• **TASK BRIEF**
Word for word, restate every line of the listing that follows.

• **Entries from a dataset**
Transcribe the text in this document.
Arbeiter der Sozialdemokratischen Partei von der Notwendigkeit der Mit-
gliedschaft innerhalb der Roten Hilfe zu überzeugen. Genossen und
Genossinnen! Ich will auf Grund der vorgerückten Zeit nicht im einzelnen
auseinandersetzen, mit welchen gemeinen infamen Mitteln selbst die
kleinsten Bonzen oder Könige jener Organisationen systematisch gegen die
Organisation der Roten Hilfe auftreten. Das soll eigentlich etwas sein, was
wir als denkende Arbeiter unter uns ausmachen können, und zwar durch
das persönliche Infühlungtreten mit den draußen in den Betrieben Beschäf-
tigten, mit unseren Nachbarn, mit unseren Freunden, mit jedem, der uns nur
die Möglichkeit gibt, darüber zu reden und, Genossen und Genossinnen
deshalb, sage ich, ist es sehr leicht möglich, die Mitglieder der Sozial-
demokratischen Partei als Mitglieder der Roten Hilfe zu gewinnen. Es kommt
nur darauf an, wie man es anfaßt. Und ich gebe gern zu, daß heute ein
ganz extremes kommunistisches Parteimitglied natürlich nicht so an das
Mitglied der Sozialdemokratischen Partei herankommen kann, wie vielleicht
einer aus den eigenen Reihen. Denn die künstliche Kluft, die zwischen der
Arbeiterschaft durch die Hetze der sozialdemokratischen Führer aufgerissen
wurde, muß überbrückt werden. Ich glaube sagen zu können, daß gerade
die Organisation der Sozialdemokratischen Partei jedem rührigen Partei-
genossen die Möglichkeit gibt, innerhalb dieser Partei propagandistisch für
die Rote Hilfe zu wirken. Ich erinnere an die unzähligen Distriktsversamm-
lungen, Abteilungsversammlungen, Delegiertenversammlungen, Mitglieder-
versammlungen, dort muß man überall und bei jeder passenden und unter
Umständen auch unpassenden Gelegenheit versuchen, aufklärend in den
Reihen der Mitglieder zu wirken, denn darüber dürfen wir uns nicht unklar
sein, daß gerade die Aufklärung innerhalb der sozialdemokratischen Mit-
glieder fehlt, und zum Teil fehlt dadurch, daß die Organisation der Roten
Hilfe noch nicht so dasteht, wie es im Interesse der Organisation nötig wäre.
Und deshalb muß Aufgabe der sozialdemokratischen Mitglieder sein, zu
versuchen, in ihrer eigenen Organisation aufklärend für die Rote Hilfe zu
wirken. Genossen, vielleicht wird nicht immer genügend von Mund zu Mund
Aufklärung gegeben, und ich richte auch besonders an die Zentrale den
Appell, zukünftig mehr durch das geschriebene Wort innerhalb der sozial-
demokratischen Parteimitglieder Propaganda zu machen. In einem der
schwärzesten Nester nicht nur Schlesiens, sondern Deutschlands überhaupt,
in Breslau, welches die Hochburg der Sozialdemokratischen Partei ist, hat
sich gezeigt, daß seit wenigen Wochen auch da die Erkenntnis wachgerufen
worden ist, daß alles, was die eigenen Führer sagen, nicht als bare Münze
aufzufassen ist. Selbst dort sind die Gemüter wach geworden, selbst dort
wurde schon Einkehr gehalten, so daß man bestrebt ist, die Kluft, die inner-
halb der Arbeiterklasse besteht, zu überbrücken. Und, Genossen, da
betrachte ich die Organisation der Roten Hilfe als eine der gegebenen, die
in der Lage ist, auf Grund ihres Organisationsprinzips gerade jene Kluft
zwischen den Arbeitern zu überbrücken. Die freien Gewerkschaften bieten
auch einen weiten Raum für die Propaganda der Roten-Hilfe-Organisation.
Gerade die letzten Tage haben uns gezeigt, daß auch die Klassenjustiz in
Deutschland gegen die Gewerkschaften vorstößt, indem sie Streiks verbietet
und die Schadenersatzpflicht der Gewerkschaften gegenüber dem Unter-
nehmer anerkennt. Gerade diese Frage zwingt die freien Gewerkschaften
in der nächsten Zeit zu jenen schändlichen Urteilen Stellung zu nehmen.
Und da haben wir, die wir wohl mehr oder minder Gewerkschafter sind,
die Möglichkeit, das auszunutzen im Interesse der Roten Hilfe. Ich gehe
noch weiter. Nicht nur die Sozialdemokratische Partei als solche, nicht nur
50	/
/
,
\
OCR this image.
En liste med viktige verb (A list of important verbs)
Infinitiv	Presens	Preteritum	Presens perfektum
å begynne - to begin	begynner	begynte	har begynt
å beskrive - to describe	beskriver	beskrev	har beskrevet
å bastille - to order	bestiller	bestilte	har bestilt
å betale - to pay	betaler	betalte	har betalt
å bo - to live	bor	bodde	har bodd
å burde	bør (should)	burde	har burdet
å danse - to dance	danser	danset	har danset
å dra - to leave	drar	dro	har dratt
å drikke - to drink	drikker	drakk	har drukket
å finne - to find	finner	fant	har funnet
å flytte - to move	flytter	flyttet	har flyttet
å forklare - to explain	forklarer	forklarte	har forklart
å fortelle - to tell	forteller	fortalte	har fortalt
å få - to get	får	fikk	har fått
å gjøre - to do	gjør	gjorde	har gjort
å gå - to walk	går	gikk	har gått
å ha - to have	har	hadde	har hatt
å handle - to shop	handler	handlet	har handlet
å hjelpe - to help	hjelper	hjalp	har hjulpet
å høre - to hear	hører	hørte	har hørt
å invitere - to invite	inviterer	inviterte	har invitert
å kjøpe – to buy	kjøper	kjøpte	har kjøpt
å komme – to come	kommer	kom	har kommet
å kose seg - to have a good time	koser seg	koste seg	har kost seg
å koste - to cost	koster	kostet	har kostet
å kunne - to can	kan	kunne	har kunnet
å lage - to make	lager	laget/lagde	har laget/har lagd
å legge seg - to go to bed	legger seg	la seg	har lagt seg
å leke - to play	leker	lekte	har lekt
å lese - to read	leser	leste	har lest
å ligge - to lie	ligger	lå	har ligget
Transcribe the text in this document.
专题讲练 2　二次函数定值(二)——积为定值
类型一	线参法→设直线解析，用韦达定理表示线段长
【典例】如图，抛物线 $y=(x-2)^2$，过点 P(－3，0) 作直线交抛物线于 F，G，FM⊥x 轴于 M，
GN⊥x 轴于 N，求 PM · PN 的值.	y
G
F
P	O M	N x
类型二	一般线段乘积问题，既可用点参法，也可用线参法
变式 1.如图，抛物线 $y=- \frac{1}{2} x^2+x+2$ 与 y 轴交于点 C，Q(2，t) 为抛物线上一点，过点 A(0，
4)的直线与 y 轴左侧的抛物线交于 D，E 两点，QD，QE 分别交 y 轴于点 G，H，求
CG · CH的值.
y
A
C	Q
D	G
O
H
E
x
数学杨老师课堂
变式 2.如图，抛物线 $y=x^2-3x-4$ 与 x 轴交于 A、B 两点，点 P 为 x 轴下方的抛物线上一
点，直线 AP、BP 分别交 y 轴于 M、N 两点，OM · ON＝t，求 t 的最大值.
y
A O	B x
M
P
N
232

• **EXERCISE RESPONSE**
Transcribe the text in this document.
Arbeiter der Sozialdemokratischen Partei von der Notwendigkeit der Mit-
gliedschaft innerhalb der Roten Hilfe zu überzeugen. Genossen und
Genossinnen! Ich will auf Grund der vorgerückten Zeit nicht im einzelnen
auseinandersetzen, mit welchen gemeinen infamen Mitteln selbst die
kleinsten Bonzen oder Könige jener Organisationen systematisch gegen die
Organisation der Roten Hilfe auftreten. Das soll eigentlich etwas sein, was
wir als denkende Arbeiter unter uns ausmachen können, und zwar durch
das persönliche Infühlungtreten mit den draußen in den Betrieben Beschäf-
tigten, mit unseren Nachbarn, mit unseren Freunden, mit jedem, der uns nur
die Möglichkeit gibt, darüber zu reden und, Genossen und Genossinnen
deshalb, sage ich, ist es sehr leicht möglich, die Mitglieder der Sozial-
demokratischen Partei als Mitglieder der Roten Hilfe zu gewinnen. Es kommt
nur darauf an, wie man es anfaßt. Und ich gebe gern zu, daß heute ein
ganz extremes kommunistisches Parteimitglied natürlich nicht so an das
Mitglied der Sozialdemokratischen Partei herankommen kann, wie vielleicht
einer aus den eigenen Reihen. Denn die künstliche Kluft, die zwischen der
Arbeiterschaft durch die Hetze der sozialdemokratischen Führer aufgerissen
wurde, muß überbrückt werden. Ich glaube sagen zu können, daß gerade
die Organisation der Sozialdemokratischen Partei jedem rührigen Partei-
genossen die Möglichkeit gibt, innerhalb dieser Partei propagandistisch für
die Rote Hilfe zu wirken. Ich erinnere an die unzähligen Distriktsversamm-
lungen, Abteilungsversammlungen, Delegiertenversammlungen, Mitglieder-
versammlungen, dort muß man überall und bei jeder passenden und unter
Umständen auch unpassenden Gelegenheit versuchen, aufklärend in den
Reihen der Mitglieder zu wirken, denn darüber dürfen wir uns nicht unklar
sein, daß gerade die Aufklärung innerhalb der sozialdemokratischen Mit-
glieder fehlt, und zum Teil fehlt dadurch, daß die Organisation der Roten
Hilfe noch nicht so dasteht, wie es im Interesse der Organisation nötig wäre.
Und deshalb muß Aufgabe der sozialdemokratischen Mitglieder sein, zu
versuchen, in ihrer eigenen Organisation aufklärend für die Rote Hilfe zu
wirken. Genossen, vielleicht wird nicht immer genügend von Mund zu Mund
Aufklärung gegeben, und ich richte auch besonders an die Zentrale den
Appell, zukünftig mehr durch das geschriebene Wort innerhalb der sozial-
demokratischen Parteimitglieder Propaganda zu machen. In einem der
schwärzesten Nester nicht nur Schlesiens, sondern Deutschlands überhaupt,
in Breslau, welches die Hochburg der Sozialdemokratischen Partei ist, hat
sich gezeigt, daß seit wenigen Wochen auch da die Erkenntnis wachgerufen
worden ist, daß alles, was die eigenen Führer sagen, nicht als bare Münze
aufzufassen ist. Selbst dort sind die Gemüter wach geworden, selbst dort
wurde schon Einkehr gehalten, so daß man bestrebt ist, die Kluft, die inner-
halb der Arbeiterklasse besteht, zu überbrücken. Und, Genossen, da
betrachte ich die Organisation der Roten Hilfe als eine der gegebenen, die
in der Lage ist, auf Grund ihres Organisationsprinzips gerade jene Kluft
zwischen den Arbeitern zu überbrücken. Die freien Gewerkschaften bieten
auch einen weiten Raum für die Propaganda der Roten-Hilfe-Organisation.
Gerade die letzten Tage haben uns gezeigt, daß auch die Klassenjustiz in
Deutschland gegen die Gewerkschaften vorstößt, indem sie Streiks verbietet
und die Schadenersatzpflicht der Gewerkschaften gegenüber dem Unter-
nehmer anerkennt. Gerade diese Frage zwingt die freien Gewerkschaften
in der nächsten Zeit zu jenen schändlichen Urteilen Stellung zu nehmen.
Und da haben wir, die wir wohl mehr oder minder Gewerkschafter sind,
die Möglichkeit, das auszunutzen im Interesse der Roten Hilfe. Ich gehe
noch weiter. Nicht nur die Sozialdemokratische Partei als solche, nicht nur
50	/
/
,
\
OCR this image.
En liste med viktige verb (A list of important verbs)
Infinitiv	Presens	Preteritum	Presens perfektum
å begynne - to begin	begynner	begynte	har begynt
å beskrive - to describe	beskriver	beskrev	har beskrevet
å bastille - to order	bestiller	bestilte	har bestilt
å betale - to pay	betaler	betalte	har betalt
å bo - to live	bor	bodde	har bodd
å burde	bør (should)	burde	har burdet
å danse - to dance	danser	danset	har danset
å dra - to leave	drar	dro	har dratt
å drikke - to drink	drikker	drakk	har drukket
å finne - to find	finner	fant	har funnet
å flytte - to move	flytter	flyttet	har flyttet
å forklare - to explain	forklarer	forklarte	har forklart
å fortelle - to tell	forteller	fortalte	har fortalt
å få - to get	får	fikk	har fått
å gjøre - to do	gjør	gjorde	har gjort
å gå - to walk	går	gikk	har gått
å ha - to have	har	hadde	har hatt
å handle - to shop	handler	handlet	har handlet
å hjelpe - to help	hjelper	hjalp	har hjulpet
å høre - to hear	hører	hørte	har hørt
å invitere - to invite	inviterer	inviterte	har invitert
å kjøpe – to buy	kjøper	kjøpte	har kjøpt
å komme – to come	kommer	kom	har kommet
å kose seg - to have a good time	koser seg	koste seg	har kost seg
å koste - to cost	koster	kostet	har kostet
å kunne - to can	kan	kunne	har kunnet
å lage - to make	lager	laget/lagde	har laget/har lagd
å legge seg - to go to bed	legger seg	la seg	har lagt seg
å leke - to play	leker	lekte	har lekt
å lese - to read	leser	leste	har lest
å ligge - to lie	ligger	lå	har ligget
Transcribe the text in this document.
专题讲练 2　二次函数定值(二)——积为定值
类型一	线参法→设直线解析，用韦达定理表示线段长
【典例】如图，抛物线 $y=(x-2)^2$，过点 P(－3，0) 作直线交抛物线于 F，G，FM⊥x 轴于 M，
GN⊥x 轴于 N，求 PM · PN 的值.	y
G
F
P	O M	N x
类型二	一般线段乘积问题，既可用点参法，也可用线参法
变式 1.如图，抛物线 $y=- \frac{1}{2} x^2+x+2$ 与 y 轴交于点 C，Q(2，t) 为抛物线上一点，过点 A(0，
4)的直线与 y 轴左侧的抛物线交于 D，E 两点，QD，QE 分别交 y 轴于点 G，H，求
CG · CH的值.
y
A
C	Q
D	G
O
H
E
x
数学杨老师课堂
变式 2.如图，抛物线 $y=x^2-3x-4$ 与 x 轴交于 A、B 两点，点 P 为 x 轴下方的抛物线上一
点，直线 AP、BP 分别交 y 轴于 M、N 两点，OM · ON＝t，求 t 的最大值.
y
A O	B x
M
P
N
232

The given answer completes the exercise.